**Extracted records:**
________________
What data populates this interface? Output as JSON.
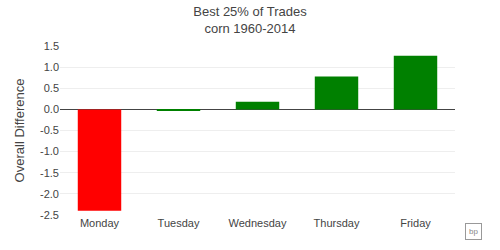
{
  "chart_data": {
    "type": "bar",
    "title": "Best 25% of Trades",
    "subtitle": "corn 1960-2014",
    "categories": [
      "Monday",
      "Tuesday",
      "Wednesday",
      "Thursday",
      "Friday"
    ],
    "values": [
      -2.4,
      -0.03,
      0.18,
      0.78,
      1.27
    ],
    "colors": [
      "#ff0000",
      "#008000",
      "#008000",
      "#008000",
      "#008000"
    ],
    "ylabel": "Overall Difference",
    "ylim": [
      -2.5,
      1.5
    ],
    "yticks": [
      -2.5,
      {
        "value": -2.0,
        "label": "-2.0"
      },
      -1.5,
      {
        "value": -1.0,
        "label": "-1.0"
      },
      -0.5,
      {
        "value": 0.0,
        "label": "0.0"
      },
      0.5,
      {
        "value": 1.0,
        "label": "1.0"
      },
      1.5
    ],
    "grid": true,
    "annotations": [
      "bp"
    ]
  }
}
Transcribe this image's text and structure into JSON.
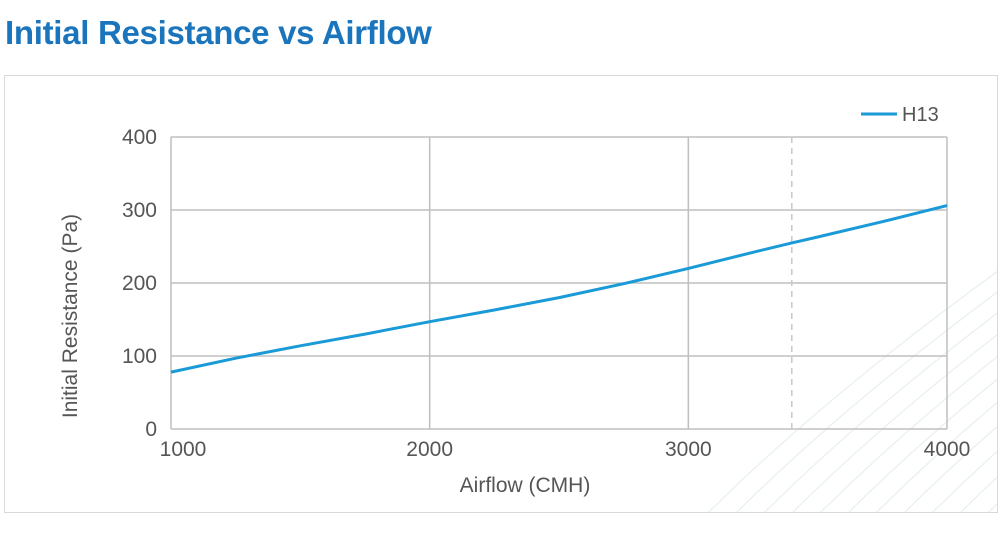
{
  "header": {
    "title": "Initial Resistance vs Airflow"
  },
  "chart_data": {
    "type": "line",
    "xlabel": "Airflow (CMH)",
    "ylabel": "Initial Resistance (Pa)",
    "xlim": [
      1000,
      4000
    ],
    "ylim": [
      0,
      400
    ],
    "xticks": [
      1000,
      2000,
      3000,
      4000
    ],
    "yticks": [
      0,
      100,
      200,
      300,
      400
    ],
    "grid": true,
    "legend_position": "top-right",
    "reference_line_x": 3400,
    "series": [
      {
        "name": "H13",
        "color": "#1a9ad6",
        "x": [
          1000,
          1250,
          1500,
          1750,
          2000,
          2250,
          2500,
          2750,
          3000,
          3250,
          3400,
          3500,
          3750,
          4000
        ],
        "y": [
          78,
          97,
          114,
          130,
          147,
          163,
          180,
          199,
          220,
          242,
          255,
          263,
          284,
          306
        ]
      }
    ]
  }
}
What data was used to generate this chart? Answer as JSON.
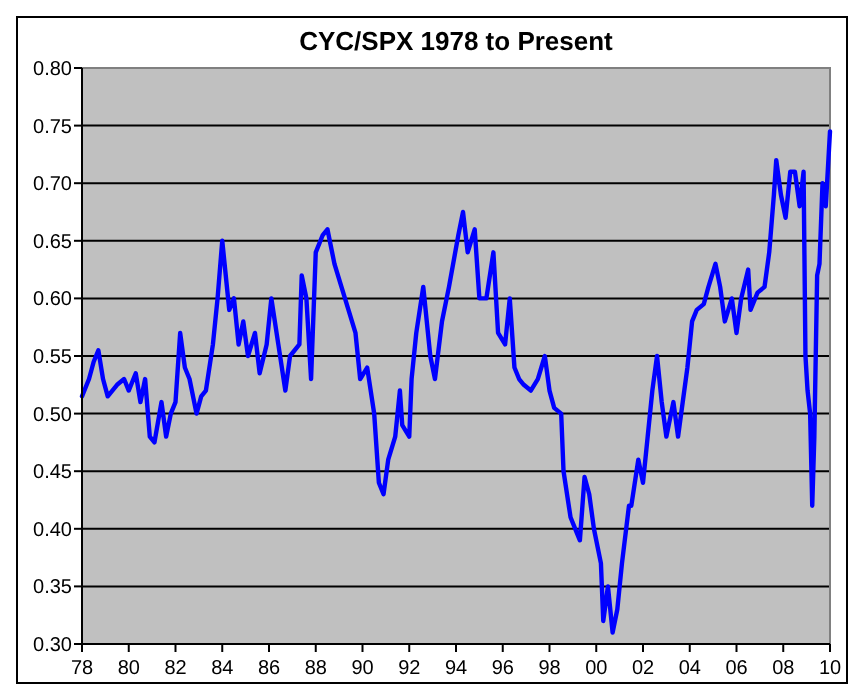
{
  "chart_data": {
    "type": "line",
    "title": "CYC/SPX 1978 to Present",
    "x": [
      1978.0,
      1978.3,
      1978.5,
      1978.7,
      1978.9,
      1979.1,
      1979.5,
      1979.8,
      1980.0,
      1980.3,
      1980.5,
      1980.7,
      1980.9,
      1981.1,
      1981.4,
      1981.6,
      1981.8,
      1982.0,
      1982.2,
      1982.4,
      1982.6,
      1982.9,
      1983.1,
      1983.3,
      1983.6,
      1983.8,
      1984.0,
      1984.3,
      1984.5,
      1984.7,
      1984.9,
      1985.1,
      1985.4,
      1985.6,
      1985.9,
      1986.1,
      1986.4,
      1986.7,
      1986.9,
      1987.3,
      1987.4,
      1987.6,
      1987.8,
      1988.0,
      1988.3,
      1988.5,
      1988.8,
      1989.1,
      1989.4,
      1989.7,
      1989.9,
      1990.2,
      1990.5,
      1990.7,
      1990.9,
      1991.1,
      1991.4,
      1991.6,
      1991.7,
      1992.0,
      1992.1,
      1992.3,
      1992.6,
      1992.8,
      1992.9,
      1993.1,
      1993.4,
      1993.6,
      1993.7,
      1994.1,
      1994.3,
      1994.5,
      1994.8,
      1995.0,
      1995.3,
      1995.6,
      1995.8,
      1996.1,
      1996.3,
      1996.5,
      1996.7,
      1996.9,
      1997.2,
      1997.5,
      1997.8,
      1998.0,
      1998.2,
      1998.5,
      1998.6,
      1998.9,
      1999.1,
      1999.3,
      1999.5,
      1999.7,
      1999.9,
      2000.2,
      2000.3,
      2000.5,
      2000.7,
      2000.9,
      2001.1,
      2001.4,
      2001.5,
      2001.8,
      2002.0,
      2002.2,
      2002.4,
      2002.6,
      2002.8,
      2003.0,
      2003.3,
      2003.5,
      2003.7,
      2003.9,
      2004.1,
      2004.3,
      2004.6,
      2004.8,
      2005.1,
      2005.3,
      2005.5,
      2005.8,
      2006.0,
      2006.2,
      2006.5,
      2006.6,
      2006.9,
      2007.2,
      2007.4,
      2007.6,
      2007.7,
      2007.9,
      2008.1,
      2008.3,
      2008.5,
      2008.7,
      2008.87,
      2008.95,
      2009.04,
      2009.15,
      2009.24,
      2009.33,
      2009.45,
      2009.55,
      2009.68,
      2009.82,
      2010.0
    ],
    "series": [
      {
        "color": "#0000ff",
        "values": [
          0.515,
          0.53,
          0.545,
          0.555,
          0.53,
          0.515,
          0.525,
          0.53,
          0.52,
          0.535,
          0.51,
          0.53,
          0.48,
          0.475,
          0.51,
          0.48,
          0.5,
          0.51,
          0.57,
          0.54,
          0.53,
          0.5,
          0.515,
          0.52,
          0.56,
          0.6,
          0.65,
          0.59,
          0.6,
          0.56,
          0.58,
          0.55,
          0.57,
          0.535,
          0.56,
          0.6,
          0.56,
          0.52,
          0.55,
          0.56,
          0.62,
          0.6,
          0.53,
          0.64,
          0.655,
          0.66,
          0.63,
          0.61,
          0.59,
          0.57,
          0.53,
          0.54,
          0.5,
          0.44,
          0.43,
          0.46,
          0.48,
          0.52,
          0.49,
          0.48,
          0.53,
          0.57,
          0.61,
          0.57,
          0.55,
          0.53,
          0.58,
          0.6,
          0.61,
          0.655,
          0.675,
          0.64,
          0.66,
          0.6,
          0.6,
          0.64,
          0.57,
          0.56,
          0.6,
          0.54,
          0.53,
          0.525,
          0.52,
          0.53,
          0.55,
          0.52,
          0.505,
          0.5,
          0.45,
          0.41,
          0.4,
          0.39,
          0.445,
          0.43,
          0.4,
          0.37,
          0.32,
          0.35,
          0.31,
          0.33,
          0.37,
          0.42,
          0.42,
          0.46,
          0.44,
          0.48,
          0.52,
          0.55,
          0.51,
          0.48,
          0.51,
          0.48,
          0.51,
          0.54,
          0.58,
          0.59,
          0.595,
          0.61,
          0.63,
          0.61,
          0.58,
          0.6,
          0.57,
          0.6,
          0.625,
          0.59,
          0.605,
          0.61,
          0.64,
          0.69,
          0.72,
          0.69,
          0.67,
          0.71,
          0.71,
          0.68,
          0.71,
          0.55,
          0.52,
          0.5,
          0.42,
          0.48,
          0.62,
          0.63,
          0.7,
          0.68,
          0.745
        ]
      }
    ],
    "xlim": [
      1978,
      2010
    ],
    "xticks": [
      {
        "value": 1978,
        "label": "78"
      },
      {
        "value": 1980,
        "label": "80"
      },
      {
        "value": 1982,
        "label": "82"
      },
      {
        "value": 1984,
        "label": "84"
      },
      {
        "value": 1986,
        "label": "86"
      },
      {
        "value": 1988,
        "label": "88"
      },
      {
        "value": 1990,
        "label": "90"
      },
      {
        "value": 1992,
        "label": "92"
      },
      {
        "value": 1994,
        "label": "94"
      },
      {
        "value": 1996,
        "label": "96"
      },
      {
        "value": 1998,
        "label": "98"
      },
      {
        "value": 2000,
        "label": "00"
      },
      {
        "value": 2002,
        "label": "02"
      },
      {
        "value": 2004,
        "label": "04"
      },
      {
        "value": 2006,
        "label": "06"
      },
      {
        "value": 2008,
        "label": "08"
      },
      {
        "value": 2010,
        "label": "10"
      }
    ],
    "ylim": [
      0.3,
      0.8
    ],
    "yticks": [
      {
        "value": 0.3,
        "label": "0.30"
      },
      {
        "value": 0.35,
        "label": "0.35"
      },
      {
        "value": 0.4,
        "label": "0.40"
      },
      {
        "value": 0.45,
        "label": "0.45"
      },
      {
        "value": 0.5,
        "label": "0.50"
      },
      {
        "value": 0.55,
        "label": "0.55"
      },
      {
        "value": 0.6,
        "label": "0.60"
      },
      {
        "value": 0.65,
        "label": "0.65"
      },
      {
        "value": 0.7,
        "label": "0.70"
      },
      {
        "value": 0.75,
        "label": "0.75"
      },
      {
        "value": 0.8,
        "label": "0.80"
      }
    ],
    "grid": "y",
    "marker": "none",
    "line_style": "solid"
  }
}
________________
**WORK TO DO:** Looking at the entries above, state how many lines contain "What"; give the number alone.

**ANSWER TO THE EXERCISE:** 2